(Extracted records)
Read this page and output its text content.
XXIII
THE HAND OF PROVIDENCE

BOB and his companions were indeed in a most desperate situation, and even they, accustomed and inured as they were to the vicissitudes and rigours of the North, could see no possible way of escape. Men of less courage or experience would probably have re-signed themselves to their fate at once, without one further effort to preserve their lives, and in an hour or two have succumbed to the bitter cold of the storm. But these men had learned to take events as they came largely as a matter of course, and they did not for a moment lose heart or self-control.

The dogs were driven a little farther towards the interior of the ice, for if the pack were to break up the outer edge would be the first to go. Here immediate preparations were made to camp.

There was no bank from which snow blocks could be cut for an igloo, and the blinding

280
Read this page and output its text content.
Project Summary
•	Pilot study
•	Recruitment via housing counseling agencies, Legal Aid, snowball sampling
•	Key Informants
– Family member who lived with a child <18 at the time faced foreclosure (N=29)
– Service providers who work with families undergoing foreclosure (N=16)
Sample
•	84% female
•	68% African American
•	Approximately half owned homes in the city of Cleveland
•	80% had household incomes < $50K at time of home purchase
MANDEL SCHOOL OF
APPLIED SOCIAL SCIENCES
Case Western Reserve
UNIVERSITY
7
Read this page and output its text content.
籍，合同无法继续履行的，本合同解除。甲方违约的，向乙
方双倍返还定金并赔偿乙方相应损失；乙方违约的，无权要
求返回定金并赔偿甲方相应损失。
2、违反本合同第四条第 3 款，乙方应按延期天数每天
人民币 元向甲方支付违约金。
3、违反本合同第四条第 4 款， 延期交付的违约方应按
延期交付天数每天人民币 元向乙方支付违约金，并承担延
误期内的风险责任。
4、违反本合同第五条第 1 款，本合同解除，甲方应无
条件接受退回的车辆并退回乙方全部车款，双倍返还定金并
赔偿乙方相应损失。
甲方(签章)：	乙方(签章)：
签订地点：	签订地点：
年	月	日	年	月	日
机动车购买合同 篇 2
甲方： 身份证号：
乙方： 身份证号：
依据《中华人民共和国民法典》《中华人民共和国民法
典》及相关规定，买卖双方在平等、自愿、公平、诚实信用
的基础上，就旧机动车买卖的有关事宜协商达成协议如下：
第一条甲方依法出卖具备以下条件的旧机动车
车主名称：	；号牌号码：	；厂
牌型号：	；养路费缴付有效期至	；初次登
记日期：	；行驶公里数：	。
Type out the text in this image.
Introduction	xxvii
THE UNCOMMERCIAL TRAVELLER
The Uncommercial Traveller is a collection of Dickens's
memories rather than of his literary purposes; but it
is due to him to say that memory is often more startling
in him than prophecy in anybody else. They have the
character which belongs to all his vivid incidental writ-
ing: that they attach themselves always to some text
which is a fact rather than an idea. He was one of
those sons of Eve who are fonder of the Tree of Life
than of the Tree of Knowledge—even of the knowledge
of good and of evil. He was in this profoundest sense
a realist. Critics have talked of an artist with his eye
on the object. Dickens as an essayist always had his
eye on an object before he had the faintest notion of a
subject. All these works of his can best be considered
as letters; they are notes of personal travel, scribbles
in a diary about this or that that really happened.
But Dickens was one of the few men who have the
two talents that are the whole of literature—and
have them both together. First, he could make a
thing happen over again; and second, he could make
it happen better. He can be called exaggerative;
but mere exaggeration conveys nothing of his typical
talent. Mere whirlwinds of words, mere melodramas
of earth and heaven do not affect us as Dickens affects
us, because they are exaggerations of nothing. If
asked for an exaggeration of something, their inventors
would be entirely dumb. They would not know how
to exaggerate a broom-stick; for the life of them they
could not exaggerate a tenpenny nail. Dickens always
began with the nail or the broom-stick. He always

What you should do:
Repeat the material in full, exactly as it stands.

Result of the task:
Read this page and output its text content.
XXIII
THE HAND OF PROVIDENCE

BOB and his companions were indeed in a most desperate situation, and even they, accustomed and inured as they were to the vicissitudes and rigours of the North, could see no possible way of escape. Men of less courage or experience would probably have re-signed themselves to their fate at once, without one further effort to preserve their lives, and in an hour or two have succumbed to the bitter cold of the storm. But these men had learned to take events as they came largely as a matter of course, and they did not for a moment lose heart or self-control.

The dogs were driven a little farther towards the interior of the ice, for if the pack were to break up the outer edge would be the first to go. Here immediate preparations were made to camp.

There was no bank from which snow blocks could be cut for an igloo, and the blinding

280
Read this page and output its text content.
Project Summary
•	Pilot study
•	Recruitment via housing counseling agencies, Legal Aid, snowball sampling
•	Key Informants
– Family member who lived with a child <18 at the time faced foreclosure (N=29)
– Service providers who work with families undergoing foreclosure (N=16)
Sample
•	84% female
•	68% African American
•	Approximately half owned homes in the city of Cleveland
•	80% had household incomes < $50K at time of home purchase
MANDEL SCHOOL OF
APPLIED SOCIAL SCIENCES
Case Western Reserve
UNIVERSITY
7
Read this page and output its text content.
籍，合同无法继续履行的，本合同解除。甲方违约的，向乙
方双倍返还定金并赔偿乙方相应损失；乙方违约的，无权要
求返回定金并赔偿甲方相应损失。
2、违反本合同第四条第 3 款，乙方应按延期天数每天
人民币 元向甲方支付违约金。
3、违反本合同第四条第 4 款， 延期交付的违约方应按
延期交付天数每天人民币 元向乙方支付违约金，并承担延
误期内的风险责任。
4、违反本合同第五条第 1 款，本合同解除，甲方应无
条件接受退回的车辆并退回乙方全部车款，双倍返还定金并
赔偿乙方相应损失。
甲方(签章)：	乙方(签章)：
签订地点：	签订地点：
年	月	日	年	月	日
机动车购买合同 篇 2
甲方： 身份证号：
乙方： 身份证号：
依据《中华人民共和国民法典》《中华人民共和国民法
典》及相关规定，买卖双方在平等、自愿、公平、诚实信用
的基础上，就旧机动车买卖的有关事宜协商达成协议如下：
第一条甲方依法出卖具备以下条件的旧机动车
车主名称：	；号牌号码：	；厂
牌型号：	；养路费缴付有效期至	；初次登
记日期：	；行驶公里数：	。
Type out the text in this image.
Introduction	xxvii
THE UNCOMMERCIAL TRAVELLER
The Uncommercial Traveller is a collection of Dickens's
memories rather than of his literary purposes; but it
is due to him to say that memory is often more startling
in him than prophecy in anybody else. They have the
character which belongs to all his vivid incidental writ-
ing: that they attach themselves always to some text
which is a fact rather than an idea. He was one of
those sons of Eve who are fonder of the Tree of Life
than of the Tree of Knowledge—even of the knowledge
of good and of evil. He was in this profoundest sense
a realist. Critics have talked of an artist with his eye
on the object. Dickens as an essayist always had his
eye on an object before he had the faintest notion of a
subject. All these works of his can best be considered
as letters; they are notes of personal travel, scribbles
in a diary about this or that that really happened.
But Dickens was one of the few men who have the
two talents that are the whole of literature—and
have them both together. First, he could make a
thing happen over again; and second, he could make
it happen better. He can be called exaggerative;
but mere exaggeration conveys nothing of his typical
talent. Mere whirlwinds of words, mere melodramas
of earth and heaven do not affect us as Dickens affects
us, because they are exaggerations of nothing. If
asked for an exaggeration of something, their inventors
would be entirely dumb. They would not know how
to exaggerate a broom-stick; for the life of them they
could not exaggerate a tenpenny nail. Dickens always
began with the nail or the broom-stick. He always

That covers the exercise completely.